Your task: Write out all of the data without omission, exactly as shown.

Exercise inputs:
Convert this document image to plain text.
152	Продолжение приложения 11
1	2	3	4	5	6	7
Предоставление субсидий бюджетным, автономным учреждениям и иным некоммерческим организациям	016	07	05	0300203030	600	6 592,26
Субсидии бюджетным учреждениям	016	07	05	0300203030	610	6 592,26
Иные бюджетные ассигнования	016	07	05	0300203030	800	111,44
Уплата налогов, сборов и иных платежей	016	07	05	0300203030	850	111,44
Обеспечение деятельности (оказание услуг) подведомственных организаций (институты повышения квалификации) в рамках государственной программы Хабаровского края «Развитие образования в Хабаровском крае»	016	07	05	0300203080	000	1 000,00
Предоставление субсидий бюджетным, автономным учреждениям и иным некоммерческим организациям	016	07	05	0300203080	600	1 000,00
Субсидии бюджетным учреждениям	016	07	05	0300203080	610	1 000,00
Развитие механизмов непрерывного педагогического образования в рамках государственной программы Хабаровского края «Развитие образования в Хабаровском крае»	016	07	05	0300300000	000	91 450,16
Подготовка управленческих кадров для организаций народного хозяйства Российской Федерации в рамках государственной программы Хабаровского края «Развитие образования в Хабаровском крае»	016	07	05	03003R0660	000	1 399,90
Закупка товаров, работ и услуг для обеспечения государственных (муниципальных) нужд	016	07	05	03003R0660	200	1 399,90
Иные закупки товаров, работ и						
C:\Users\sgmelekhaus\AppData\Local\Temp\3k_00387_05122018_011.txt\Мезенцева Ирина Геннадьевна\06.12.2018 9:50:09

Problem solution:
Convert this document image to plain text.
152	Продолжение приложения 11
1	2	3	4	5	6	7
Предоставление субсидий бюджетным, автономным учреждениям и иным некоммерческим организациям	016	07	05	0300203030	600	6 592,26
Субсидии бюджетным учреждениям	016	07	05	0300203030	610	6 592,26
Иные бюджетные ассигнования	016	07	05	0300203030	800	111,44
Уплата налогов, сборов и иных платежей	016	07	05	0300203030	850	111,44
Обеспечение деятельности (оказание услуг) подведомственных организаций (институты повышения квалификации) в рамках государственной программы Хабаровского края «Развитие образования в Хабаровском крае»	016	07	05	0300203080	000	1 000,00
Предоставление субсидий бюджетным, автономным учреждениям и иным некоммерческим организациям	016	07	05	0300203080	600	1 000,00
Субсидии бюджетным учреждениям	016	07	05	0300203080	610	1 000,00
Развитие механизмов непрерывного педагогического образования в рамках государственной программы Хабаровского края «Развитие образования в Хабаровском крае»	016	07	05	0300300000	000	91 450,16
Подготовка управленческих кадров для организаций народного хозяйства Российской Федерации в рамках государственной программы Хабаровского края «Развитие образования в Хабаровском крае»	016	07	05	03003R0660	000	1 399,90
Закупка товаров, работ и услуг для обеспечения государственных (муниципальных) нужд	016	07	05	03003R0660	200	1 399,90
Иные закупки товаров, работ и						
C:\Users\sgmelekhaus\AppData\Local\Temp\3k_00387_05122018_011.txt\Мезенцева Ирина Геннадьевна\06.12.2018 9:50:09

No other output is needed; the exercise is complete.